Drop every picture, then transcribe the remaining data exactly.

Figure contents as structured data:
=-=-=-=-=
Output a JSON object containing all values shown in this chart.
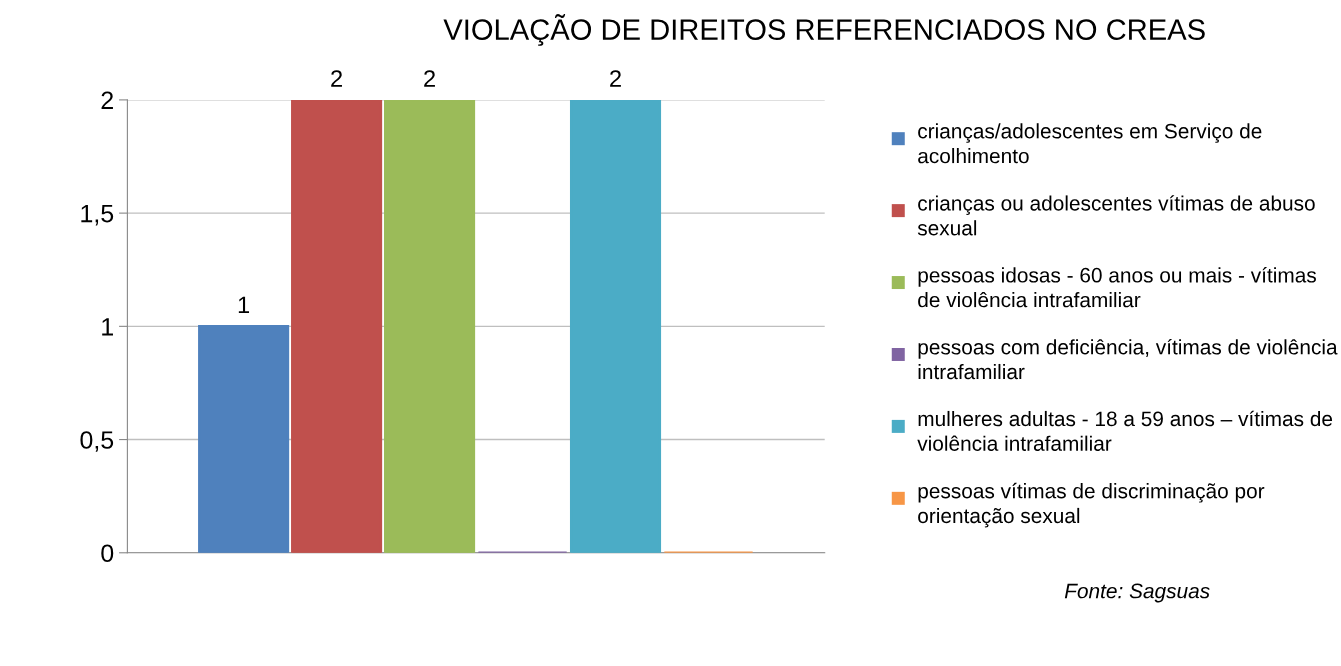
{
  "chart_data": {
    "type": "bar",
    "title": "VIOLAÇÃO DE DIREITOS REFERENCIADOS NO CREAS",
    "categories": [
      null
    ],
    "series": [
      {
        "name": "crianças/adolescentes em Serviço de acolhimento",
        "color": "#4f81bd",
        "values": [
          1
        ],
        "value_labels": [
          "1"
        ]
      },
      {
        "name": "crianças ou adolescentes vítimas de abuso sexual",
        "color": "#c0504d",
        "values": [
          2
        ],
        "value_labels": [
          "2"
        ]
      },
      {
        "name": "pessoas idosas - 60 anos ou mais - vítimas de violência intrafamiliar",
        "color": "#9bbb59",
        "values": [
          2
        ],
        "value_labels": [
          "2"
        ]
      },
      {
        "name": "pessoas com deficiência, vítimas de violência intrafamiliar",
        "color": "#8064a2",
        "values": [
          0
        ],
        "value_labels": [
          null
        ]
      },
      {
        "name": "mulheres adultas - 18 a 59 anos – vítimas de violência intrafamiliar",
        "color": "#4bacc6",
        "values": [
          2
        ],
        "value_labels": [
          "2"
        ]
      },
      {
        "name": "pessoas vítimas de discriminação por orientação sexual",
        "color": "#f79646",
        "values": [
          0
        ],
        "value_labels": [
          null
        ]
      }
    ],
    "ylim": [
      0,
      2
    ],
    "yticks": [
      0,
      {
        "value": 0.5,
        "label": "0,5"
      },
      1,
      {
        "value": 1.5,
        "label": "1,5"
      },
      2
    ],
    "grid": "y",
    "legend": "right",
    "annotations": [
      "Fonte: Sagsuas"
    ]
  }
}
=-=-=-=-=
> The answer:
Output a JSON object containing all values shown in this chart.
{
  "chart_data": {
    "type": "bar",
    "title": "VIOLAÇÃO DE DIREITOS REFERENCIADOS NO CREAS",
    "categories": [
      null
    ],
    "series": [
      {
        "name": "crianças/adolescentes em Serviço de acolhimento",
        "color": "#4f81bd",
        "values": [
          1
        ],
        "value_labels": [
          "1"
        ]
      },
      {
        "name": "crianças ou adolescentes vítimas de abuso sexual",
        "color": "#c0504d",
        "values": [
          2
        ],
        "value_labels": [
          "2"
        ]
      },
      {
        "name": "pessoas idosas - 60 anos ou mais - vítimas de violência intrafamiliar",
        "color": "#9bbb59",
        "values": [
          2
        ],
        "value_labels": [
          "2"
        ]
      },
      {
        "name": "pessoas com deficiência, vítimas de violência intrafamiliar",
        "color": "#8064a2",
        "values": [
          0
        ],
        "value_labels": [
          null
        ]
      },
      {
        "name": "mulheres adultas - 18 a 59 anos – vítimas de violência intrafamiliar",
        "color": "#4bacc6",
        "values": [
          2
        ],
        "value_labels": [
          "2"
        ]
      },
      {
        "name": "pessoas vítimas de discriminação por orientação sexual",
        "color": "#f79646",
        "values": [
          0
        ],
        "value_labels": [
          null
        ]
      }
    ],
    "ylim": [
      0,
      2
    ],
    "yticks": [
      0,
      {
        "value": 0.5,
        "label": "0,5"
      },
      1,
      {
        "value": 1.5,
        "label": "1,5"
      },
      2
    ],
    "grid": "y",
    "legend": "right",
    "annotations": [
      "Fonte: Sagsuas"
    ]
  }
}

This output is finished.